#### DATASET
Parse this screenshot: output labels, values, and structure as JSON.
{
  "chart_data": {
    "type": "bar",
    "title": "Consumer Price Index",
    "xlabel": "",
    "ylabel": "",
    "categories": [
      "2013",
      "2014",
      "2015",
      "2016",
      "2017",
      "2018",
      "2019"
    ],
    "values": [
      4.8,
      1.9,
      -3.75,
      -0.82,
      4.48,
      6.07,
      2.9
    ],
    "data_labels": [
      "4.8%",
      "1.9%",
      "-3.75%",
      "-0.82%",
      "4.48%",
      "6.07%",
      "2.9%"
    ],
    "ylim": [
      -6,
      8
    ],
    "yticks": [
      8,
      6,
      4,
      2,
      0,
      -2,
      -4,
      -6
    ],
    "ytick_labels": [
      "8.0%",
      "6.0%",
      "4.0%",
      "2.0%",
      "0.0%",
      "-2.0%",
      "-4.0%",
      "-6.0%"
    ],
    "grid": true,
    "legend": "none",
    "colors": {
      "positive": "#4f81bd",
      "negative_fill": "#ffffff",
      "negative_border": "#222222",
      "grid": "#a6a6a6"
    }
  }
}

#### TO DO
All entries must be repeated verbatim.

#### TASK OUTPUT
Parse this screenshot: output labels, values, and structure as JSON.
{
  "chart_data": {
    "type": "bar",
    "title": "Consumer Price Index",
    "xlabel": "",
    "ylabel": "",
    "categories": [
      "2013",
      "2014",
      "2015",
      "2016",
      "2017",
      "2018",
      "2019"
    ],
    "values": [
      4.8,
      1.9,
      -3.75,
      -0.82,
      4.48,
      6.07,
      2.9
    ],
    "data_labels": [
      "4.8%",
      "1.9%",
      "-3.75%",
      "-0.82%",
      "4.48%",
      "6.07%",
      "2.9%"
    ],
    "ylim": [
      -6,
      8
    ],
    "yticks": [
      8,
      6,
      4,
      2,
      0,
      -2,
      -4,
      -6
    ],
    "ytick_labels": [
      "8.0%",
      "6.0%",
      "4.0%",
      "2.0%",
      "0.0%",
      "-2.0%",
      "-4.0%",
      "-6.0%"
    ],
    "grid": true,
    "legend": "none",
    "colors": {
      "positive": "#4f81bd",
      "negative_fill": "#ffffff",
      "negative_border": "#222222",
      "grid": "#a6a6a6"
    }
  }
}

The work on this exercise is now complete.